Task directions
Count lines, not occurrences: give the number of lines holding the word "username", and nothing besides.

The records

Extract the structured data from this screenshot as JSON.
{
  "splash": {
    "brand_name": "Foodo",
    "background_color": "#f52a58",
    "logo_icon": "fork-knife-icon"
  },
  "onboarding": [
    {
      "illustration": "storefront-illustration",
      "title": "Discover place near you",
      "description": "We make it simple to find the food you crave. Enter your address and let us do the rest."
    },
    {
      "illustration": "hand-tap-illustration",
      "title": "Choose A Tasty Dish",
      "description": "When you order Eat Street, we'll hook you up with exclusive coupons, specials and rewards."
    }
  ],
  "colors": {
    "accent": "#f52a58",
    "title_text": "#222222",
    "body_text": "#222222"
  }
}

---

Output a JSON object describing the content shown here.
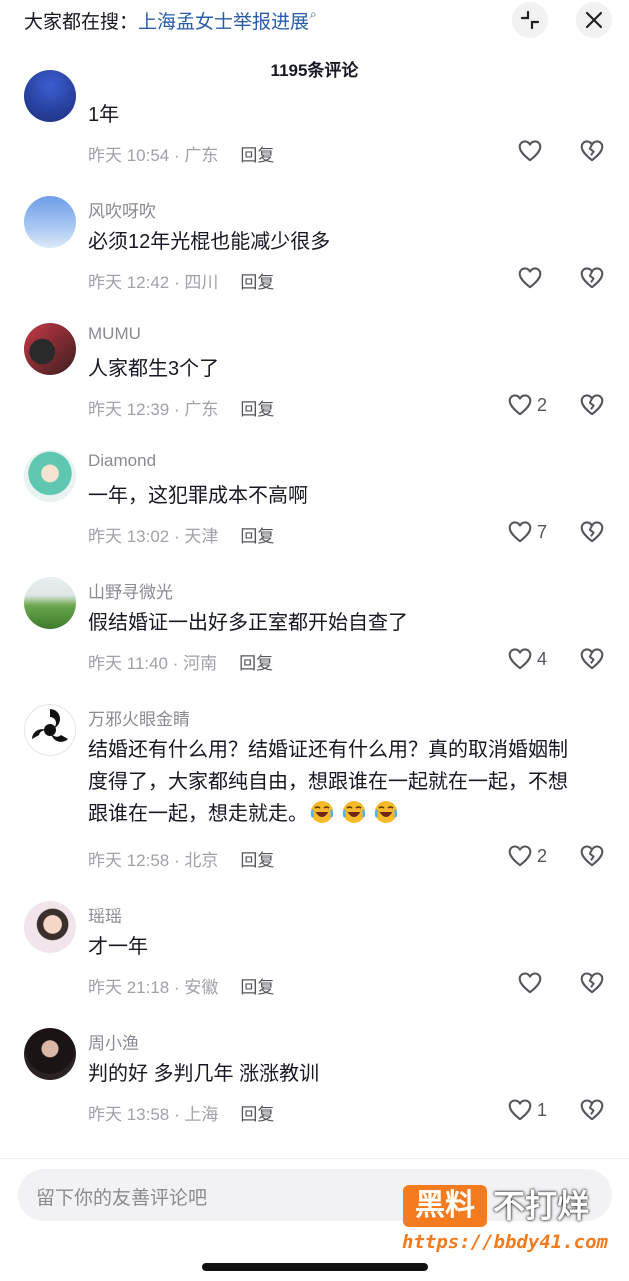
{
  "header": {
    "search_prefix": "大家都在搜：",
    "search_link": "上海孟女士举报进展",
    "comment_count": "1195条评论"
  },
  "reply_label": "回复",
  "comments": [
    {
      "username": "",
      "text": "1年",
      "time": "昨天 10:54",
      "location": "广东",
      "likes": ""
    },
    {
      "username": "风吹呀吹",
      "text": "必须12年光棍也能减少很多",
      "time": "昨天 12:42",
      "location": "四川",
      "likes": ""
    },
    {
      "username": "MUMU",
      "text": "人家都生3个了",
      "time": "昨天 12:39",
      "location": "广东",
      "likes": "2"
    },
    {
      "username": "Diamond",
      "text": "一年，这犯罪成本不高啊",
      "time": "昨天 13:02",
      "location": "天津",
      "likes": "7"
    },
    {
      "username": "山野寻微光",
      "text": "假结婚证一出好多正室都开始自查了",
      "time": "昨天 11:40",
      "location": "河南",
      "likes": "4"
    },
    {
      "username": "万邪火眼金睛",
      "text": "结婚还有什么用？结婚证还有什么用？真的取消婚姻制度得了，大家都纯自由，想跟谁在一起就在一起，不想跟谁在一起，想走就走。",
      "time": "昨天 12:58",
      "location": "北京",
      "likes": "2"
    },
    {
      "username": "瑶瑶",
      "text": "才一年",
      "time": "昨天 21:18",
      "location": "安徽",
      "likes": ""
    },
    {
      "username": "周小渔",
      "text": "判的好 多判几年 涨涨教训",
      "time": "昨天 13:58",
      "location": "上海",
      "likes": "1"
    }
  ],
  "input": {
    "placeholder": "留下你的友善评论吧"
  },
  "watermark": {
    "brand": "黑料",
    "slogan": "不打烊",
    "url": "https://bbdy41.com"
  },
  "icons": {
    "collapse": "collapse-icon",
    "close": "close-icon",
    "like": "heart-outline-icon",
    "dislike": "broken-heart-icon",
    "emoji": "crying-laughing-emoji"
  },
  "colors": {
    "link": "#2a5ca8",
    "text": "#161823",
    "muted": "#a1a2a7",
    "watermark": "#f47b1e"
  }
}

Reply to the task
8